Record excerpts –
=-=-=

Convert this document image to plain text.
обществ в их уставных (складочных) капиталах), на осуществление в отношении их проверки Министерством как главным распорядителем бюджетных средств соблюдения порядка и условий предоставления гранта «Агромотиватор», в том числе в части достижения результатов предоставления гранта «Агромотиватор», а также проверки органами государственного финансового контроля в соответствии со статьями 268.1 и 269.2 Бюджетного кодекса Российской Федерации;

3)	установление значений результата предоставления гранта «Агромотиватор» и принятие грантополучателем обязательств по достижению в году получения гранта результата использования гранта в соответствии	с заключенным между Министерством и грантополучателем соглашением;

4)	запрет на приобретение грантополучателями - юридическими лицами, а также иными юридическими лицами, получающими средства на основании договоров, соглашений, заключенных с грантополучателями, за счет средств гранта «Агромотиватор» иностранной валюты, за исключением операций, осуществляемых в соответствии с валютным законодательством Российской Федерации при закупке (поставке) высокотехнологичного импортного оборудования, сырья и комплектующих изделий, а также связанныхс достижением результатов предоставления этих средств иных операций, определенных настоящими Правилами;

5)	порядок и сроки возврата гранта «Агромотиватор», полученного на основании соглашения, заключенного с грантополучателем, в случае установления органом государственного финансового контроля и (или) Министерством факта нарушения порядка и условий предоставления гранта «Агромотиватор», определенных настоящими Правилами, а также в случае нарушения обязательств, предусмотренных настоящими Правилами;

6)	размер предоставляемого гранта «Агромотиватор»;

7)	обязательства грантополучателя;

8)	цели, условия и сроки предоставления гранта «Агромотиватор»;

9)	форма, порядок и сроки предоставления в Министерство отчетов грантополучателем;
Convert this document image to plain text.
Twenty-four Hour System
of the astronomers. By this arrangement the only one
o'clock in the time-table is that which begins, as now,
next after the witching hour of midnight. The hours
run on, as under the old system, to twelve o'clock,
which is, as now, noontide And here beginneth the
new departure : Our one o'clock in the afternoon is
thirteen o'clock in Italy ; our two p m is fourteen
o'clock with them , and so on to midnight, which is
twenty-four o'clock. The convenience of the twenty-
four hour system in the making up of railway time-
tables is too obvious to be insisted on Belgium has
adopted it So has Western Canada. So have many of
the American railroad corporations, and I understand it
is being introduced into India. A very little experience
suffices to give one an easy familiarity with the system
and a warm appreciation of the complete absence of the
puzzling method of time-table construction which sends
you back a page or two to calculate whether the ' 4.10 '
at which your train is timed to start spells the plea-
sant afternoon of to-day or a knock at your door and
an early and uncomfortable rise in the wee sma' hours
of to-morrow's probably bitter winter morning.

=-=-=

Return all of the entries exactly as they were supplied.

Output of the exercise –
Convert this document image to plain text.
обществ в их уставных (складочных) капиталах), на осуществление в отношении их проверки Министерством как главным распорядителем бюджетных средств соблюдения порядка и условий предоставления гранта «Агромотиватор», в том числе в части достижения результатов предоставления гранта «Агромотиватор», а также проверки органами государственного финансового контроля в соответствии со статьями 268.1 и 269.2 Бюджетного кодекса Российской Федерации;

3)	установление значений результата предоставления гранта «Агромотиватор» и принятие грантополучателем обязательств по достижению в году получения гранта результата использования гранта в соответствии	с заключенным между Министерством и грантополучателем соглашением;

4)	запрет на приобретение грантополучателями - юридическими лицами, а также иными юридическими лицами, получающими средства на основании договоров, соглашений, заключенных с грантополучателями, за счет средств гранта «Агромотиватор» иностранной валюты, за исключением операций, осуществляемых в соответствии с валютным законодательством Российской Федерации при закупке (поставке) высокотехнологичного импортного оборудования, сырья и комплектующих изделий, а также связанныхс достижением результатов предоставления этих средств иных операций, определенных настоящими Правилами;

5)	порядок и сроки возврата гранта «Агромотиватор», полученного на основании соглашения, заключенного с грантополучателем, в случае установления органом государственного финансового контроля и (или) Министерством факта нарушения порядка и условий предоставления гранта «Агромотиватор», определенных настоящими Правилами, а также в случае нарушения обязательств, предусмотренных настоящими Правилами;

6)	размер предоставляемого гранта «Агромотиватор»;

7)	обязательства грантополучателя;

8)	цели, условия и сроки предоставления гранта «Агромотиватор»;

9)	форма, порядок и сроки предоставления в Министерство отчетов грантополучателем;
Convert this document image to plain text.
Twenty-four Hour System
of the astronomers. By this arrangement the only one
o'clock in the time-table is that which begins, as now,
next after the witching hour of midnight. The hours
run on, as under the old system, to twelve o'clock,
which is, as now, noontide And here beginneth the
new departure : Our one o'clock in the afternoon is
thirteen o'clock in Italy ; our two p m is fourteen
o'clock with them , and so on to midnight, which is
twenty-four o'clock. The convenience of the twenty-
four hour system in the making up of railway time-
tables is too obvious to be insisted on Belgium has
adopted it So has Western Canada. So have many of
the American railroad corporations, and I understand it
is being introduced into India. A very little experience
suffices to give one an easy familiarity with the system
and a warm appreciation of the complete absence of the
puzzling method of time-table construction which sends
you back a page or two to calculate whether the ' 4.10 '
at which your train is timed to start spells the plea-
sant afternoon of to-day or a knock at your door and
an early and uncomfortable rise in the wee sma' hours
of to-morrow's probably bitter winter morning.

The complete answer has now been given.